PROBLEM TO SOLVE – Quote the entries that follow exactly, leaving none out.

:::

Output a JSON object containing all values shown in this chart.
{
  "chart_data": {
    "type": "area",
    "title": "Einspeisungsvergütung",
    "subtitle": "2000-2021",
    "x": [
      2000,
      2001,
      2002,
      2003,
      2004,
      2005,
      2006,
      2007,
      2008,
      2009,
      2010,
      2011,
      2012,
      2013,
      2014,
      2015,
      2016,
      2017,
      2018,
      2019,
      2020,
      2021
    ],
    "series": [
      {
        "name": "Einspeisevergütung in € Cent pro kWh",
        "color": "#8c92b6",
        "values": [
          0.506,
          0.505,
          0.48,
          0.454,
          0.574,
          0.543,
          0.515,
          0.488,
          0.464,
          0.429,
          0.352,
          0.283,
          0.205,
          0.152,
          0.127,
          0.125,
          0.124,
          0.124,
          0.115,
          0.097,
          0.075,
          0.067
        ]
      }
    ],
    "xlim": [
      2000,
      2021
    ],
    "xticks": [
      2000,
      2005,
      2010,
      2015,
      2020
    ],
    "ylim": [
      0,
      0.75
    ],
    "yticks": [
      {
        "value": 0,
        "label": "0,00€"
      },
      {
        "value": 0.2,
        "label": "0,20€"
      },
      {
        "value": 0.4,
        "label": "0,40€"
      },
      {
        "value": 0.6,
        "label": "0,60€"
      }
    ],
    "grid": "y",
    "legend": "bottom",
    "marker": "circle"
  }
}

:::

ANSWER TO THE EXERCISE –
Output a JSON object containing all values shown in this chart.
{
  "chart_data": {
    "type": "area",
    "title": "Einspeisungsvergütung",
    "subtitle": "2000-2021",
    "x": [
      2000,
      2001,
      2002,
      2003,
      2004,
      2005,
      2006,
      2007,
      2008,
      2009,
      2010,
      2011,
      2012,
      2013,
      2014,
      2015,
      2016,
      2017,
      2018,
      2019,
      2020,
      2021
    ],
    "series": [
      {
        "name": "Einspeisevergütung in € Cent pro kWh",
        "color": "#8c92b6",
        "values": [
          0.506,
          0.505,
          0.48,
          0.454,
          0.574,
          0.543,
          0.515,
          0.488,
          0.464,
          0.429,
          0.352,
          0.283,
          0.205,
          0.152,
          0.127,
          0.125,
          0.124,
          0.124,
          0.115,
          0.097,
          0.075,
          0.067
        ]
      }
    ],
    "xlim": [
      2000,
      2021
    ],
    "xticks": [
      2000,
      2005,
      2010,
      2015,
      2020
    ],
    "ylim": [
      0,
      0.75
    ],
    "yticks": [
      {
        "value": 0,
        "label": "0,00€"
      },
      {
        "value": 0.2,
        "label": "0,20€"
      },
      {
        "value": 0.4,
        "label": "0,40€"
      },
      {
        "value": 0.6,
        "label": "0,60€"
      }
    ],
    "grid": "y",
    "legend": "bottom",
    "marker": "circle"
  }
}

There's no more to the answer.